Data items
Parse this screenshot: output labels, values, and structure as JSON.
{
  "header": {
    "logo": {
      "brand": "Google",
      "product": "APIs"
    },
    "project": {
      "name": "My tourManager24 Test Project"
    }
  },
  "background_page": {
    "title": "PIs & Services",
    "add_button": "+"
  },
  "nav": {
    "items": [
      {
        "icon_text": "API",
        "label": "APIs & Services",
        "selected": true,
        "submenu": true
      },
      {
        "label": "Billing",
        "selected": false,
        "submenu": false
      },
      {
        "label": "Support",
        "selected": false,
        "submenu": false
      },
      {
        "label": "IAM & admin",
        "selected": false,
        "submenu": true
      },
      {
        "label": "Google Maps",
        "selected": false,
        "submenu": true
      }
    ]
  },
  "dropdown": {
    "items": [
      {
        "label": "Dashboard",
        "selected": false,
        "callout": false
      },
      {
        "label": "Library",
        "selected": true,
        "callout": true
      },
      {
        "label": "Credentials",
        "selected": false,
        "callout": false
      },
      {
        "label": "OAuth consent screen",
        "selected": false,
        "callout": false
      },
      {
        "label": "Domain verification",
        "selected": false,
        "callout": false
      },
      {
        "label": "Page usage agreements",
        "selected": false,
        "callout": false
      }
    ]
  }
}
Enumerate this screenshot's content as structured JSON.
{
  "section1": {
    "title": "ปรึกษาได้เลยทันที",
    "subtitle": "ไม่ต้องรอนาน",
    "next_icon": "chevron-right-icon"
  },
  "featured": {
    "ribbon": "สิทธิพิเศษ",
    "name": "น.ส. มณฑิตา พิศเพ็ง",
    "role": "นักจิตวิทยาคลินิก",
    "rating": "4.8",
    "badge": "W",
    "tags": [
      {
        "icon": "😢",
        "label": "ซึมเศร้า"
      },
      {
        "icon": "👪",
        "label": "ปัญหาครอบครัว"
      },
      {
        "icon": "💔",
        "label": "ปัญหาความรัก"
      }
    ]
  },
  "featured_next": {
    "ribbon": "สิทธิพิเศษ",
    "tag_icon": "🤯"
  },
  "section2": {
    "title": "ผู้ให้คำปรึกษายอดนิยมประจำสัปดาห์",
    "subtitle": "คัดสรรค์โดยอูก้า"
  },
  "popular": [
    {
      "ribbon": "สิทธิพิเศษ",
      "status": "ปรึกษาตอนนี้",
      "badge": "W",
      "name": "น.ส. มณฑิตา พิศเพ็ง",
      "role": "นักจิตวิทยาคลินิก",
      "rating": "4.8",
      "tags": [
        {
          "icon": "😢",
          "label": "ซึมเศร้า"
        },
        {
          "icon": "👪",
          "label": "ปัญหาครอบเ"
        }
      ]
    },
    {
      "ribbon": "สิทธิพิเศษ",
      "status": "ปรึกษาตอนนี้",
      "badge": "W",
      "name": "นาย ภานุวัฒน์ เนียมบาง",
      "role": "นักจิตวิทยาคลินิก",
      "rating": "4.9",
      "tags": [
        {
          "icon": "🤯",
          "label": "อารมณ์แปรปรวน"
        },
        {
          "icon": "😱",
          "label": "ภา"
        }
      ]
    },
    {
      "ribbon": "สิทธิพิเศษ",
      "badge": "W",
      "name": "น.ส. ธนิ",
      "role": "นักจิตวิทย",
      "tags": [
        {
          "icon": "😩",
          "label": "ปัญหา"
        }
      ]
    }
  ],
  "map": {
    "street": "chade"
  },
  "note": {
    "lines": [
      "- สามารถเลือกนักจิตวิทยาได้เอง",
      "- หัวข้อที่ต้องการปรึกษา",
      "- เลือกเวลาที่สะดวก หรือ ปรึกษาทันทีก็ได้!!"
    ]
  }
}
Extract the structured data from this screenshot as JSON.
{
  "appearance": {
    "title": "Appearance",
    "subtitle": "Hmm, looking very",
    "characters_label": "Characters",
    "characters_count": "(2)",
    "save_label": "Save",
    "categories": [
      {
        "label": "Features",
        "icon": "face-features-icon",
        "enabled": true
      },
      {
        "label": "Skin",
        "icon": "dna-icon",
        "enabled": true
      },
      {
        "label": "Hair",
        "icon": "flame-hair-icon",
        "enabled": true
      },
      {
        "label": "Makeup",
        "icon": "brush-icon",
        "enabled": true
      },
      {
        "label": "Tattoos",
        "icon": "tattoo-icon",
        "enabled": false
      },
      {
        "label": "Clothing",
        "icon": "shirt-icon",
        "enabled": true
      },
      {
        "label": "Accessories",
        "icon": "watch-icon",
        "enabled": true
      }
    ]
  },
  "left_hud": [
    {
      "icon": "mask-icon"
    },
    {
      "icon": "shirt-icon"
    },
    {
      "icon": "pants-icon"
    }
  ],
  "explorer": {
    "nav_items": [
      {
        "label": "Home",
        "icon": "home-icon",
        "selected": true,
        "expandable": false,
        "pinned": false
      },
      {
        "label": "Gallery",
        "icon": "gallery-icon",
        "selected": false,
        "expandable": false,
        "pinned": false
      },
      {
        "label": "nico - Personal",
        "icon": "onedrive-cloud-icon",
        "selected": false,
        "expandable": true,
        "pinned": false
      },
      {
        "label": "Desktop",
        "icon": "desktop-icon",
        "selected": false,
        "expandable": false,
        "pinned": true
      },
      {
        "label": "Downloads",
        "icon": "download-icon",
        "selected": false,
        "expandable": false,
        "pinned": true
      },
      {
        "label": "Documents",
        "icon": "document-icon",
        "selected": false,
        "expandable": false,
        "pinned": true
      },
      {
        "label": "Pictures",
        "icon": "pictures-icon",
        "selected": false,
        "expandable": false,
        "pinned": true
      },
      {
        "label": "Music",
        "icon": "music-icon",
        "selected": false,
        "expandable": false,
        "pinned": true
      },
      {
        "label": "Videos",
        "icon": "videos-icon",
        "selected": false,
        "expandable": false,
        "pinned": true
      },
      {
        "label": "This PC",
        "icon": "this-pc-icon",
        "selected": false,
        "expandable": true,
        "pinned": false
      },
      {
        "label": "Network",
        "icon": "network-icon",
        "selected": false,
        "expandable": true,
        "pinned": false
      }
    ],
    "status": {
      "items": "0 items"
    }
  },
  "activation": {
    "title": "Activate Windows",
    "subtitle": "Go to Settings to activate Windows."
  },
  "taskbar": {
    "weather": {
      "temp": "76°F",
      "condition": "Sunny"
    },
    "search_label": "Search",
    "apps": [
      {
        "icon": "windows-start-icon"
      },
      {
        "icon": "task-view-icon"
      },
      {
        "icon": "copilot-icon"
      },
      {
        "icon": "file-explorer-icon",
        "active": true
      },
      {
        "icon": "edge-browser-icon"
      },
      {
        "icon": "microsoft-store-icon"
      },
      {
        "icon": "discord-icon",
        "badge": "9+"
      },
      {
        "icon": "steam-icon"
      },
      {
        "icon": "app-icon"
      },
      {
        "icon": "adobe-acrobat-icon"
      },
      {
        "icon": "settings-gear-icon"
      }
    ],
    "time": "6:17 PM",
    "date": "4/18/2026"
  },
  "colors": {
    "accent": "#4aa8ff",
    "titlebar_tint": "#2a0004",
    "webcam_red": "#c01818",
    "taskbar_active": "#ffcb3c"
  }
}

[Goal]
Go through the listing above and restate it word for word.

[Complete response]
Parse this screenshot: output labels, values, and structure as JSON.
{
  "header": {
    "logo": {
      "brand": "Google",
      "product": "APIs"
    },
    "project": {
      "name": "My tourManager24 Test Project"
    }
  },
  "background_page": {
    "title": "PIs & Services",
    "add_button": "+"
  },
  "nav": {
    "items": [
      {
        "icon_text": "API",
        "label": "APIs & Services",
        "selected": true,
        "submenu": true
      },
      {
        "label": "Billing",
        "selected": false,
        "submenu": false
      },
      {
        "label": "Support",
        "selected": false,
        "submenu": false
      },
      {
        "label": "IAM & admin",
        "selected": false,
        "submenu": true
      },
      {
        "label": "Google Maps",
        "selected": false,
        "submenu": true
      }
    ]
  },
  "dropdown": {
    "items": [
      {
        "label": "Dashboard",
        "selected": false,
        "callout": false
      },
      {
        "label": "Library",
        "selected": true,
        "callout": true
      },
      {
        "label": "Credentials",
        "selected": false,
        "callout": false
      },
      {
        "label": "OAuth consent screen",
        "selected": false,
        "callout": false
      },
      {
        "label": "Domain verification",
        "selected": false,
        "callout": false
      },
      {
        "label": "Page usage agreements",
        "selected": false,
        "callout": false
      }
    ]
  }
}
Enumerate this screenshot's content as structured JSON.
{
  "section1": {
    "title": "ปรึกษาได้เลยทันที",
    "subtitle": "ไม่ต้องรอนาน",
    "next_icon": "chevron-right-icon"
  },
  "featured": {
    "ribbon": "สิทธิพิเศษ",
    "name": "น.ส. มณฑิตา พิศเพ็ง",
    "role": "นักจิตวิทยาคลินิก",
    "rating": "4.8",
    "badge": "W",
    "tags": [
      {
        "icon": "😢",
        "label": "ซึมเศร้า"
      },
      {
        "icon": "👪",
        "label": "ปัญหาครอบครัว"
      },
      {
        "icon": "💔",
        "label": "ปัญหาความรัก"
      }
    ]
  },
  "featured_next": {
    "ribbon": "สิทธิพิเศษ",
    "tag_icon": "🤯"
  },
  "section2": {
    "title": "ผู้ให้คำปรึกษายอดนิยมประจำสัปดาห์",
    "subtitle": "คัดสรรค์โดยอูก้า"
  },
  "popular": [
    {
      "ribbon": "สิทธิพิเศษ",
      "status": "ปรึกษาตอนนี้",
      "badge": "W",
      "name": "น.ส. มณฑิตา พิศเพ็ง",
      "role": "นักจิตวิทยาคลินิก",
      "rating": "4.8",
      "tags": [
        {
          "icon": "😢",
          "label": "ซึมเศร้า"
        },
        {
          "icon": "👪",
          "label": "ปัญหาครอบเ"
        }
      ]
    },
    {
      "ribbon": "สิทธิพิเศษ",
      "status": "ปรึกษาตอนนี้",
      "badge": "W",
      "name": "นาย ภานุวัฒน์ เนียมบาง",
      "role": "นักจิตวิทยาคลินิก",
      "rating": "4.9",
      "tags": [
        {
          "icon": "🤯",
          "label": "อารมณ์แปรปรวน"
        },
        {
          "icon": "😱",
          "label": "ภา"
        }
      ]
    },
    {
      "ribbon": "สิทธิพิเศษ",
      "badge": "W",
      "name": "น.ส. ธนิ",
      "role": "นักจิตวิทย",
      "tags": [
        {
          "icon": "😩",
          "label": "ปัญหา"
        }
      ]
    }
  ],
  "map": {
    "street": "chade"
  },
  "note": {
    "lines": [
      "- สามารถเลือกนักจิตวิทยาได้เอง",
      "- หัวข้อที่ต้องการปรึกษา",
      "- เลือกเวลาที่สะดวก หรือ ปรึกษาทันทีก็ได้!!"
    ]
  }
}
Extract the structured data from this screenshot as JSON.
{
  "appearance": {
    "title": "Appearance",
    "subtitle": "Hmm, looking very",
    "characters_label": "Characters",
    "characters_count": "(2)",
    "save_label": "Save",
    "categories": [
      {
        "label": "Features",
        "icon": "face-features-icon",
        "enabled": true
      },
      {
        "label": "Skin",
        "icon": "dna-icon",
        "enabled": true
      },
      {
        "label": "Hair",
        "icon": "flame-hair-icon",
        "enabled": true
      },
      {
        "label": "Makeup",
        "icon": "brush-icon",
        "enabled": true
      },
      {
        "label": "Tattoos",
        "icon": "tattoo-icon",
        "enabled": false
      },
      {
        "label": "Clothing",
        "icon": "shirt-icon",
        "enabled": true
      },
      {
        "label": "Accessories",
        "icon": "watch-icon",
        "enabled": true
      }
    ]
  },
  "left_hud": [
    {
      "icon": "mask-icon"
    },
    {
      "icon": "shirt-icon"
    },
    {
      "icon": "pants-icon"
    }
  ],
  "explorer": {
    "nav_items": [
      {
        "label": "Home",
        "icon": "home-icon",
        "selected": true,
        "expandable": false,
        "pinned": false
      },
      {
        "label": "Gallery",
        "icon": "gallery-icon",
        "selected": false,
        "expandable": false,
        "pinned": false
      },
      {
        "label": "nico - Personal",
        "icon": "onedrive-cloud-icon",
        "selected": false,
        "expandable": true,
        "pinned": false
      },
      {
        "label": "Desktop",
        "icon": "desktop-icon",
        "selected": false,
        "expandable": false,
        "pinned": true
      },
      {
        "label": "Downloads",
        "icon": "download-icon",
        "selected": false,
        "expandable": false,
        "pinned": true
      },
      {
        "label": "Documents",
        "icon": "document-icon",
        "selected": false,
        "expandable": false,
        "pinned": true
      },
      {
        "label": "Pictures",
        "icon": "pictures-icon",
        "selected": false,
        "expandable": false,
        "pinned": true
      },
      {
        "label": "Music",
        "icon": "music-icon",
        "selected": false,
        "expandable": false,
        "pinned": true
      },
      {
        "label": "Videos",
        "icon": "videos-icon",
        "selected": false,
        "expandable": false,
        "pinned": true
      },
      {
        "label": "This PC",
        "icon": "this-pc-icon",
        "selected": false,
        "expandable": true,
        "pinned": false
      },
      {
        "label": "Network",
        "icon": "network-icon",
        "selected": false,
        "expandable": true,
        "pinned": false
      }
    ],
    "status": {
      "items": "0 items"
    }
  },
  "activation": {
    "title": "Activate Windows",
    "subtitle": "Go to Settings to activate Windows."
  },
  "taskbar": {
    "weather": {
      "temp": "76°F",
      "condition": "Sunny"
    },
    "search_label": "Search",
    "apps": [
      {
        "icon": "windows-start-icon"
      },
      {
        "icon": "task-view-icon"
      },
      {
        "icon": "copilot-icon"
      },
      {
        "icon": "file-explorer-icon",
        "active": true
      },
      {
        "icon": "edge-browser-icon"
      },
      {
        "icon": "microsoft-store-icon"
      },
      {
        "icon": "discord-icon",
        "badge": "9+"
      },
      {
        "icon": "steam-icon"
      },
      {
        "icon": "app-icon"
      },
      {
        "icon": "adobe-acrobat-icon"
      },
      {
        "icon": "settings-gear-icon"
      }
    ],
    "time": "6:17 PM",
    "date": "4/18/2026"
  },
  "colors": {
    "accent": "#4aa8ff",
    "titlebar_tint": "#2a0004",
    "webcam_red": "#c01818",
    "taskbar_active": "#ffcb3c"
  }
}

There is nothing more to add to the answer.